**AIM:** Wherever the word "December" appears in a line, copy that line.

**EXERCISE DATA:**
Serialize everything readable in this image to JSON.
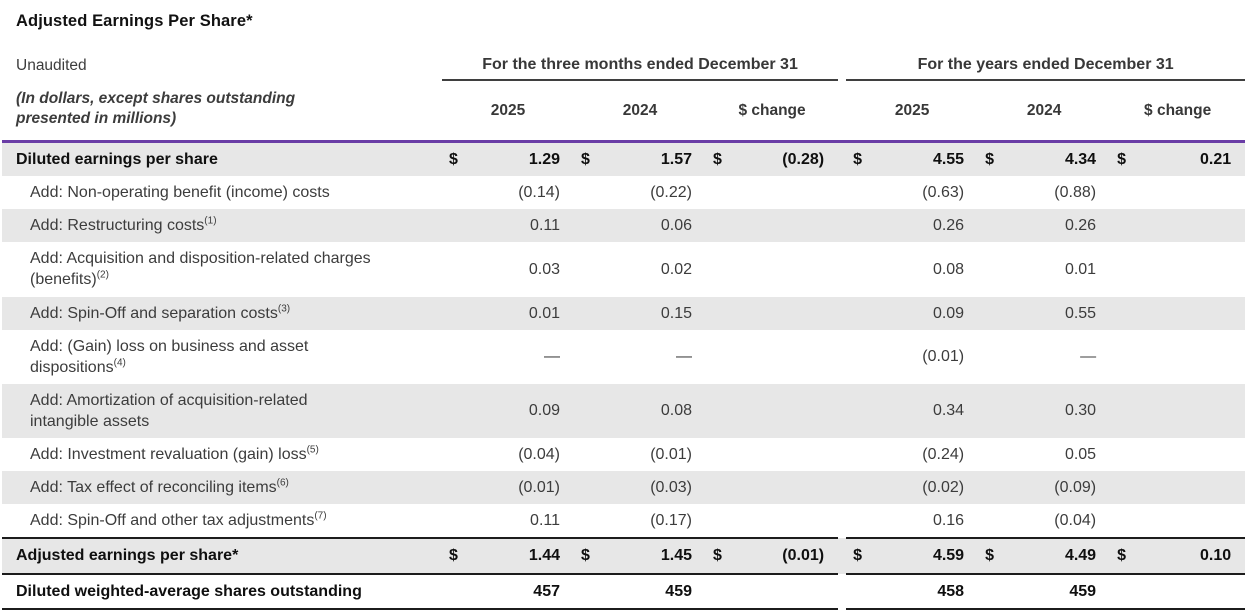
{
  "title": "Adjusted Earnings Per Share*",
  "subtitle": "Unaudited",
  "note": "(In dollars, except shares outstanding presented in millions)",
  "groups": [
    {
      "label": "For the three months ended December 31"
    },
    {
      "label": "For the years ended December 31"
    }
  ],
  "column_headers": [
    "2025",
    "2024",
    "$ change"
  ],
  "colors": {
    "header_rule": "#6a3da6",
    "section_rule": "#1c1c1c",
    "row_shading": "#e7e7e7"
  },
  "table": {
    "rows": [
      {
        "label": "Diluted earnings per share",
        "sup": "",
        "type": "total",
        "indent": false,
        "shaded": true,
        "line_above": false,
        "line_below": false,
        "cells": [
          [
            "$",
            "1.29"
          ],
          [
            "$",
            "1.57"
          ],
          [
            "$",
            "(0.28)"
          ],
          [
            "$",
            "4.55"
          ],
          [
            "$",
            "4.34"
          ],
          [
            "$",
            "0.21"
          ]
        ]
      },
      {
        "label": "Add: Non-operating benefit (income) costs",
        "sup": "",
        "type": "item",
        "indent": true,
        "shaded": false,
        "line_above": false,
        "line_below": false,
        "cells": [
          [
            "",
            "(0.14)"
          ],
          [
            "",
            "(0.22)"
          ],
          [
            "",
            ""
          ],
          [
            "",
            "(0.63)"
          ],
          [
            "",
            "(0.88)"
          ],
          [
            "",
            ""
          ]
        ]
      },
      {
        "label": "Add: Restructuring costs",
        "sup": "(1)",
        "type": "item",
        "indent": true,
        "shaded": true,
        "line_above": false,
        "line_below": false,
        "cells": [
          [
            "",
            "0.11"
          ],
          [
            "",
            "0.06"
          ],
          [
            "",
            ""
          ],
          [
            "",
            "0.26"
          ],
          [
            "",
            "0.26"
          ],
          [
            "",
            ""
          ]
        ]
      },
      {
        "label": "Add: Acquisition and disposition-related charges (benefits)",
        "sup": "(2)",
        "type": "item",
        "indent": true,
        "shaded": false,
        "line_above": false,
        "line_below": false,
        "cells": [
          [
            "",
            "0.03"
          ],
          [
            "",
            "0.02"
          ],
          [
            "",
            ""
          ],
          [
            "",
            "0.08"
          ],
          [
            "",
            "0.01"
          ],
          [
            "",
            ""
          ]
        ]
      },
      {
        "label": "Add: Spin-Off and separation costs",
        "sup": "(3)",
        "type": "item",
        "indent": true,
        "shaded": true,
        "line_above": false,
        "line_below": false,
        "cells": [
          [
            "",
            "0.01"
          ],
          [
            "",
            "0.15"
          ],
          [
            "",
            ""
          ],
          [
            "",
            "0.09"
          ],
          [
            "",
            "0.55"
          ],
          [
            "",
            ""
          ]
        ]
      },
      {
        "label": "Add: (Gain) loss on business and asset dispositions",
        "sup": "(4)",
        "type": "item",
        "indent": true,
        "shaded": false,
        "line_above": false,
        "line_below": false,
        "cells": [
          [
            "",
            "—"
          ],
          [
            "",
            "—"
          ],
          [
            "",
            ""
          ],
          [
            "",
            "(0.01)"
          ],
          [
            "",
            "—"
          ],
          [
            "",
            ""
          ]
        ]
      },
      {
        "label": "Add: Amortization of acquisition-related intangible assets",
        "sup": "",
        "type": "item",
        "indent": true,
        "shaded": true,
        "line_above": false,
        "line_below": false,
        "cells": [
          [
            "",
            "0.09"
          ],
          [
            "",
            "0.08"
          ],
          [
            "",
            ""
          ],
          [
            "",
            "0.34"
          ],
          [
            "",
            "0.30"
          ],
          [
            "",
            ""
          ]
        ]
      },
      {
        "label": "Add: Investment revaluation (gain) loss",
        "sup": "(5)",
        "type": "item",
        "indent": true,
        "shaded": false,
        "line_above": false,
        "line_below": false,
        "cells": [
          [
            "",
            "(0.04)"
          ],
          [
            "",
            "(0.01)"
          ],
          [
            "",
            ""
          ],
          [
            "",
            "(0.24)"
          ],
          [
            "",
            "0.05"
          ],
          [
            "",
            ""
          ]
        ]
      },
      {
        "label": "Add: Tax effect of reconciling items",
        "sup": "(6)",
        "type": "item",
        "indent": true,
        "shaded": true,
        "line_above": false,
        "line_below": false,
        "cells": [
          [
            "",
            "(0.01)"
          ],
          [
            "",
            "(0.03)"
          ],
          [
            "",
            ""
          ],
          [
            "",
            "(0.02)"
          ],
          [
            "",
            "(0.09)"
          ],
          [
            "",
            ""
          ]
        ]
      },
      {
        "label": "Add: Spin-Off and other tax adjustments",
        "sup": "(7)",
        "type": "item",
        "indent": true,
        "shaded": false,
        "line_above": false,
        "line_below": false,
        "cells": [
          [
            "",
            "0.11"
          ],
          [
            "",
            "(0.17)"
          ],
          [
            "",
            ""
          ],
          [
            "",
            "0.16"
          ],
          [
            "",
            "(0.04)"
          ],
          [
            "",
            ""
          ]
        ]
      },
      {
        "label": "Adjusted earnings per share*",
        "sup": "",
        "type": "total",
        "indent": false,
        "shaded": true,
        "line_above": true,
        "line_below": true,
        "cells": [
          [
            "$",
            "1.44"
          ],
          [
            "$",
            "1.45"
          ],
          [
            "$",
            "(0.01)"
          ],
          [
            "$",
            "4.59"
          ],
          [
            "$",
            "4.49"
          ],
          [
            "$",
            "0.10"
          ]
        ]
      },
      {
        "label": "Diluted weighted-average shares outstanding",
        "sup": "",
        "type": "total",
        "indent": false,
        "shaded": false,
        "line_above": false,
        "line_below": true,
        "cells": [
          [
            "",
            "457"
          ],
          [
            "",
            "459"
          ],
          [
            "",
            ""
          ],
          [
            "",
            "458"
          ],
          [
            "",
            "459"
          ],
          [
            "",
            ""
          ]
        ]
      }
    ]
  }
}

**ANSWER TO THE TASK:**
      "label": "For the three months ended December 31"
      "label": "For the years ended December 31"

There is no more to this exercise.